### What to do
Copy out all of the following records verbatim, line for line.
** Begin Material shown **
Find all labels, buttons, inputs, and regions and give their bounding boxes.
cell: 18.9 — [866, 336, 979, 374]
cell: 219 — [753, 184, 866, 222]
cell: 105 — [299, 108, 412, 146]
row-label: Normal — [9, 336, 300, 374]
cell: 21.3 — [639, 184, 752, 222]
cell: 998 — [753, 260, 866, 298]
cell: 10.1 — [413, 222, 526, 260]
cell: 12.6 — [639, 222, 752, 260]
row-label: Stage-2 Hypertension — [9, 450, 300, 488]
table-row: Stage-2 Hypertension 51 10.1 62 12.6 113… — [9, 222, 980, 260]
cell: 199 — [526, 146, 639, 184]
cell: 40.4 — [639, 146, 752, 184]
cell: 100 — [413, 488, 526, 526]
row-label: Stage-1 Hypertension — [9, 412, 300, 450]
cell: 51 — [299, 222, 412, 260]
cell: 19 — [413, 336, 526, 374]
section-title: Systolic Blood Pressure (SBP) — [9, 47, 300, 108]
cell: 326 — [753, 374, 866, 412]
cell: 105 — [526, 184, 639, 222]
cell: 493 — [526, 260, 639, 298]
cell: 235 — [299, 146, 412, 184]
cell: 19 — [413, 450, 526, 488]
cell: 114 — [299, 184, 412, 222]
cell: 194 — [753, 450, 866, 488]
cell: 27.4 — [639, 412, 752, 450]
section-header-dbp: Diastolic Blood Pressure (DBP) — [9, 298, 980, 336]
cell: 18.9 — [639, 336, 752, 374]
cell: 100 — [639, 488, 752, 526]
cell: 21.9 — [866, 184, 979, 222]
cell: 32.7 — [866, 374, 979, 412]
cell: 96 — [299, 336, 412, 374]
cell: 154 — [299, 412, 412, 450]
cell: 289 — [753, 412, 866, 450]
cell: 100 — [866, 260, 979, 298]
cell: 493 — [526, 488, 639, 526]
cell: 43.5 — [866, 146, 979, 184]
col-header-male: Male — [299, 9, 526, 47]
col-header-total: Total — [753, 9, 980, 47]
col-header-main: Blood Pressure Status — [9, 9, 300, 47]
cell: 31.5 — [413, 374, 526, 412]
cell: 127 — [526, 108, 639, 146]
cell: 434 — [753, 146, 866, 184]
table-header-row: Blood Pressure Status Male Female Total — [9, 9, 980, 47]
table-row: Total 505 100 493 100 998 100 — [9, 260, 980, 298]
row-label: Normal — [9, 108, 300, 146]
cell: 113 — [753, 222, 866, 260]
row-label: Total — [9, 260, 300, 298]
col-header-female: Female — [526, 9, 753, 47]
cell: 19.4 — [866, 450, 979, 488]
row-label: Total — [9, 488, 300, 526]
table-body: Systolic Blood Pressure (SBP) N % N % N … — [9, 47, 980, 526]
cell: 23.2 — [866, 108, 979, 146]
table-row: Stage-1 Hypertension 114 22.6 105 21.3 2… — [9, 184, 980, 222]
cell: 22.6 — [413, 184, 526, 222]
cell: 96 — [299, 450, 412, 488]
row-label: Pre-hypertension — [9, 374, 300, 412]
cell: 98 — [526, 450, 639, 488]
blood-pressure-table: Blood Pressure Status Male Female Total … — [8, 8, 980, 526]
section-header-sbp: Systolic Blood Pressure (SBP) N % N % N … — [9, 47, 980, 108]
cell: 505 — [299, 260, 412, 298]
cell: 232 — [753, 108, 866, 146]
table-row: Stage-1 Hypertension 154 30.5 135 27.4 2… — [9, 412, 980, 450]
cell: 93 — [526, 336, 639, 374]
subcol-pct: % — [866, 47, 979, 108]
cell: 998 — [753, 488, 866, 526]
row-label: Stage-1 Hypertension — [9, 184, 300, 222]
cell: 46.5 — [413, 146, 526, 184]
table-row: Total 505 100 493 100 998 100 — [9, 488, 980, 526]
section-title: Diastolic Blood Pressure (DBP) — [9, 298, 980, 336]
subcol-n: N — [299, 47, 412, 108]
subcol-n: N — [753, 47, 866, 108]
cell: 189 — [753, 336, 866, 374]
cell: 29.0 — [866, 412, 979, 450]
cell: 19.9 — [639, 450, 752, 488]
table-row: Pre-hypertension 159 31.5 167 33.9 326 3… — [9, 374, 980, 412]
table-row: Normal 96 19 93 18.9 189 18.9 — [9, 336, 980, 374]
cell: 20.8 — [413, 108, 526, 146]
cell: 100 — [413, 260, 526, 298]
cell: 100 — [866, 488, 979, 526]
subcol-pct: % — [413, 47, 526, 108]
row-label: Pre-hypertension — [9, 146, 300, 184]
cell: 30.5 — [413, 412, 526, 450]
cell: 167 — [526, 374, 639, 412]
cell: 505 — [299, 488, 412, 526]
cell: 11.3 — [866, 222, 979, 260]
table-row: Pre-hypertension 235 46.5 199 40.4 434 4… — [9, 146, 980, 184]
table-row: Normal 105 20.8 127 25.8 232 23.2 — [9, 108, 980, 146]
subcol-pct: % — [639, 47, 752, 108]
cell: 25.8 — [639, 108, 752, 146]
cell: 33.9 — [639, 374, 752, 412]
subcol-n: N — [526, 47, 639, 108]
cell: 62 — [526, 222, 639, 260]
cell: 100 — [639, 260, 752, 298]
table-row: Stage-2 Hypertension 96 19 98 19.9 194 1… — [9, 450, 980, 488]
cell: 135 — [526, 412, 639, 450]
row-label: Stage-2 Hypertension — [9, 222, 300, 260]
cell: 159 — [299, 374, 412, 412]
** End Material shown **
### Answer
Find all labels, buttons, inputs, and regions and give their bounding boxes.
cell: 18.9 — [866, 336, 979, 374]
cell: 219 — [753, 184, 866, 222]
cell: 105 — [299, 108, 412, 146]
row-label: Normal — [9, 336, 300, 374]
cell: 21.3 — [639, 184, 752, 222]
cell: 998 — [753, 260, 866, 298]
cell: 10.1 — [413, 222, 526, 260]
cell: 12.6 — [639, 222, 752, 260]
row-label: Stage-2 Hypertension — [9, 450, 300, 488]
table-row: Stage-2 Hypertension 51 10.1 62 12.6 113… — [9, 222, 980, 260]
cell: 199 — [526, 146, 639, 184]
cell: 40.4 — [639, 146, 752, 184]
cell: 100 — [413, 488, 526, 526]
row-label: Stage-1 Hypertension — [9, 412, 300, 450]
cell: 51 — [299, 222, 412, 260]
cell: 19 — [413, 336, 526, 374]
section-title: Systolic Blood Pressure (SBP) — [9, 47, 300, 108]
cell: 326 — [753, 374, 866, 412]
cell: 105 — [526, 184, 639, 222]
cell: 493 — [526, 260, 639, 298]
cell: 235 — [299, 146, 412, 184]
cell: 19 — [413, 450, 526, 488]
cell: 114 — [299, 184, 412, 222]
cell: 194 — [753, 450, 866, 488]
cell: 27.4 — [639, 412, 752, 450]
section-header-dbp: Diastolic Blood Pressure (DBP) — [9, 298, 980, 336]
cell: 18.9 — [639, 336, 752, 374]
cell: 100 — [639, 488, 752, 526]
cell: 21.9 — [866, 184, 979, 222]
cell: 32.7 — [866, 374, 979, 412]
cell: 96 — [299, 336, 412, 374]
cell: 154 — [299, 412, 412, 450]
cell: 289 — [753, 412, 866, 450]
cell: 100 — [866, 260, 979, 298]
cell: 493 — [526, 488, 639, 526]
cell: 43.5 — [866, 146, 979, 184]
col-header-male: Male — [299, 9, 526, 47]
col-header-total: Total — [753, 9, 980, 47]
col-header-main: Blood Pressure Status — [9, 9, 300, 47]
cell: 31.5 — [413, 374, 526, 412]
cell: 127 — [526, 108, 639, 146]
cell: 434 — [753, 146, 866, 184]
table-header-row: Blood Pressure Status Male Female Total — [9, 9, 980, 47]
table-row: Total 505 100 493 100 998 100 — [9, 260, 980, 298]
row-label: Normal — [9, 108, 300, 146]
cell: 113 — [753, 222, 866, 260]
row-label: Total — [9, 260, 300, 298]
col-header-female: Female — [526, 9, 753, 47]
cell: 19.4 — [866, 450, 979, 488]
row-label: Total — [9, 488, 300, 526]
table-body: Systolic Blood Pressure (SBP) N % N % N … — [9, 47, 980, 526]
cell: 23.2 — [866, 108, 979, 146]
table-row: Stage-1 Hypertension 114 22.6 105 21.3 2… — [9, 184, 980, 222]
cell: 22.6 — [413, 184, 526, 222]
cell: 96 — [299, 450, 412, 488]
row-label: Pre-hypertension — [9, 374, 300, 412]
cell: 98 — [526, 450, 639, 488]
blood-pressure-table: Blood Pressure Status Male Female Total … — [8, 8, 980, 526]
section-header-sbp: Systolic Blood Pressure (SBP) N % N % N … — [9, 47, 980, 108]
cell: 505 — [299, 260, 412, 298]
cell: 232 — [753, 108, 866, 146]
table-row: Stage-1 Hypertension 154 30.5 135 27.4 2… — [9, 412, 980, 450]
cell: 93 — [526, 336, 639, 374]
subcol-pct: % — [866, 47, 979, 108]
cell: 998 — [753, 488, 866, 526]
row-label: Stage-1 Hypertension — [9, 184, 300, 222]
cell: 46.5 — [413, 146, 526, 184]
table-row: Total 505 100 493 100 998 100 — [9, 488, 980, 526]
section-title: Diastolic Blood Pressure (DBP) — [9, 298, 980, 336]
subcol-n: N — [299, 47, 412, 108]
subcol-n: N — [753, 47, 866, 108]
cell: 189 — [753, 336, 866, 374]
cell: 29.0 — [866, 412, 979, 450]
cell: 19.9 — [639, 450, 752, 488]
table-row: Pre-hypertension 159 31.5 167 33.9 326 3… — [9, 374, 980, 412]
table-row: Normal 96 19 93 18.9 189 18.9 — [9, 336, 980, 374]
cell: 20.8 — [413, 108, 526, 146]
cell: 100 — [413, 260, 526, 298]
cell: 100 — [866, 488, 979, 526]
subcol-pct: % — [413, 47, 526, 108]
row-label: Pre-hypertension — [9, 146, 300, 184]
cell: 30.5 — [413, 412, 526, 450]
cell: 167 — [526, 374, 639, 412]
cell: 505 — [299, 488, 412, 526]
cell: 11.3 — [866, 222, 979, 260]
table-row: Pre-hypertension 235 46.5 199 40.4 434 4… — [9, 146, 980, 184]
table-row: Normal 105 20.8 127 25.8 232 23.2 — [9, 108, 980, 146]
subcol-pct: % — [639, 47, 752, 108]
cell: 25.8 — [639, 108, 752, 146]
cell: 33.9 — [639, 374, 752, 412]
subcol-n: N — [526, 47, 639, 108]
cell: 62 — [526, 222, 639, 260]
cell: 100 — [639, 260, 752, 298]
table-row: Stage-2 Hypertension 96 19 98 19.9 194 1… — [9, 450, 980, 488]
cell: 135 — [526, 412, 639, 450]
row-label: Stage-2 Hypertension — [9, 222, 300, 260]
cell: 159 — [299, 374, 412, 412]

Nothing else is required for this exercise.